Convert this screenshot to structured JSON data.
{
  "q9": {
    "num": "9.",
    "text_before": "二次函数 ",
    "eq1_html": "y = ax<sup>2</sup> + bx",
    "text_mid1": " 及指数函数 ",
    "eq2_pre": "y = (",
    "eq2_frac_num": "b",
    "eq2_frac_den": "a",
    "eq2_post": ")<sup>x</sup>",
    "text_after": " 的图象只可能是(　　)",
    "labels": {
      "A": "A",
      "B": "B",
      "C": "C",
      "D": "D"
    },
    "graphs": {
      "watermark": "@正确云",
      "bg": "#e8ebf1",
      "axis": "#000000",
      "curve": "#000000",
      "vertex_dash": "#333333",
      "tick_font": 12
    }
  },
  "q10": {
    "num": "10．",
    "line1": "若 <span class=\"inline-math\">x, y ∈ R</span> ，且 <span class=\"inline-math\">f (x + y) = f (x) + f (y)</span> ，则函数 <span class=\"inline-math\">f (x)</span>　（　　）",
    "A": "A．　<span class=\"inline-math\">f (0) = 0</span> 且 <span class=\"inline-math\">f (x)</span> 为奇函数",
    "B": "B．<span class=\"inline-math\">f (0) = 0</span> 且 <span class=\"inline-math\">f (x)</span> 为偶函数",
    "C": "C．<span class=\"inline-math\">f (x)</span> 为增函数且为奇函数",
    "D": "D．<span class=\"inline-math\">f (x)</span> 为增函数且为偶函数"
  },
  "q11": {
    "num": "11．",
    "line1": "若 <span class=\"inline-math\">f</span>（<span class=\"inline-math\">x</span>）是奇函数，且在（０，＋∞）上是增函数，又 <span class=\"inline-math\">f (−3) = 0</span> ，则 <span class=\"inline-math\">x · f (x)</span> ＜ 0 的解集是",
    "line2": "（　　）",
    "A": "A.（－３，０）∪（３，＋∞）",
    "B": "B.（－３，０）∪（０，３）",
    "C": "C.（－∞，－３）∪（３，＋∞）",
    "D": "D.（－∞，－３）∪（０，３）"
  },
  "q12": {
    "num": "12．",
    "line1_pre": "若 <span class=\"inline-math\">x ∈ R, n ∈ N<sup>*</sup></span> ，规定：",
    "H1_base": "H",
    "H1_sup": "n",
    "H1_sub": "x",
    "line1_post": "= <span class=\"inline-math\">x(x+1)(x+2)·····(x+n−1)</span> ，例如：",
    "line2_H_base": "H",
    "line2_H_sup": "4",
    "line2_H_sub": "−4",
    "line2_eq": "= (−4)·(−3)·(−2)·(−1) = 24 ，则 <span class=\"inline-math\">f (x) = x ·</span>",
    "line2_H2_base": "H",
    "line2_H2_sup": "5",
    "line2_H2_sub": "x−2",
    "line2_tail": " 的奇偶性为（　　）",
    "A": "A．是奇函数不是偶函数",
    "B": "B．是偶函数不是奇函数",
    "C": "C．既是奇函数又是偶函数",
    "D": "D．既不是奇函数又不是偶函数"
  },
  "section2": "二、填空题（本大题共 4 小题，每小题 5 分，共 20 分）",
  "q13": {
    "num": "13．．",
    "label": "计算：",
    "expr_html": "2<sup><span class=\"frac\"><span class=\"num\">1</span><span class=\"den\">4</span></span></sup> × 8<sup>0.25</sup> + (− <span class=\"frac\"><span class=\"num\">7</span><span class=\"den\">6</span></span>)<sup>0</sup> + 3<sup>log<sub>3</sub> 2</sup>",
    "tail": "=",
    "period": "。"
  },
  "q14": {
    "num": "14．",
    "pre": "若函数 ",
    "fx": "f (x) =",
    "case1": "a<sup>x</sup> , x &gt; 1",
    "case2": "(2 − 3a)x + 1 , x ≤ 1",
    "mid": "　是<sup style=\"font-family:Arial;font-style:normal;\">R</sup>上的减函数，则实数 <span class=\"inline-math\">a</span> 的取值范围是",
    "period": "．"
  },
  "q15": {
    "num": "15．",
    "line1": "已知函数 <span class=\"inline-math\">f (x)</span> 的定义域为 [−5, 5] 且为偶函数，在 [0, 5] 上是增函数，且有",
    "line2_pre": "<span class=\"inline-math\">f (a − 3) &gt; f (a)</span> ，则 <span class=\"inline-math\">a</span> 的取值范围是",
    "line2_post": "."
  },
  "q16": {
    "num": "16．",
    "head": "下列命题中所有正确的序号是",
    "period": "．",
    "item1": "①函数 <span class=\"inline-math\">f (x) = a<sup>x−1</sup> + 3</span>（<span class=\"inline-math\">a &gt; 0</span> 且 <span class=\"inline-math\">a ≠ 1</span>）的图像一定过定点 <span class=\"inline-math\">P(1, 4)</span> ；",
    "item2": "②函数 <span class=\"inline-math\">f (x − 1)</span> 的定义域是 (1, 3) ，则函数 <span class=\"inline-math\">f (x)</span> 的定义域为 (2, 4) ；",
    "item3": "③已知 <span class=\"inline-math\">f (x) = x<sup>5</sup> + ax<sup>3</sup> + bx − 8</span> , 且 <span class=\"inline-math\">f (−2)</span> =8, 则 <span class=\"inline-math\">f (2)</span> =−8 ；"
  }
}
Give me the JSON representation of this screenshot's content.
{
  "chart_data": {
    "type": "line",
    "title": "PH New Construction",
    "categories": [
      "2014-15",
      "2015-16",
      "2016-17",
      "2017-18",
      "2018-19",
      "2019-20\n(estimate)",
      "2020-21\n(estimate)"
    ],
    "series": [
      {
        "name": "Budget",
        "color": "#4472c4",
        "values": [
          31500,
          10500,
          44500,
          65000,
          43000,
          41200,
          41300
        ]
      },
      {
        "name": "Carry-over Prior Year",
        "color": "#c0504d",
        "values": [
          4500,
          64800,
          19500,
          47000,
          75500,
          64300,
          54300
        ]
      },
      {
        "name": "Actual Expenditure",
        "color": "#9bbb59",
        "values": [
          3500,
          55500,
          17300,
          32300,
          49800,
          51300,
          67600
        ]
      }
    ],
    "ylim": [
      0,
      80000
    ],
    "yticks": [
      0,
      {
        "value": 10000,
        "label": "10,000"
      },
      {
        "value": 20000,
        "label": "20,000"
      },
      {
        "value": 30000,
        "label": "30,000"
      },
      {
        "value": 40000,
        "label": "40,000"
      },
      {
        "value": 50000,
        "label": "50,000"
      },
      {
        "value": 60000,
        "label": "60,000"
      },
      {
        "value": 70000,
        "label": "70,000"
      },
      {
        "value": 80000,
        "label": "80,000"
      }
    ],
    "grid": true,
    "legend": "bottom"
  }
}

[What you are asked to do] Show the lines that mention the word "JSON".

[Answer to the problem]
Convert this screenshot to structured JSON data.
Give me the JSON representation of this screenshot's content.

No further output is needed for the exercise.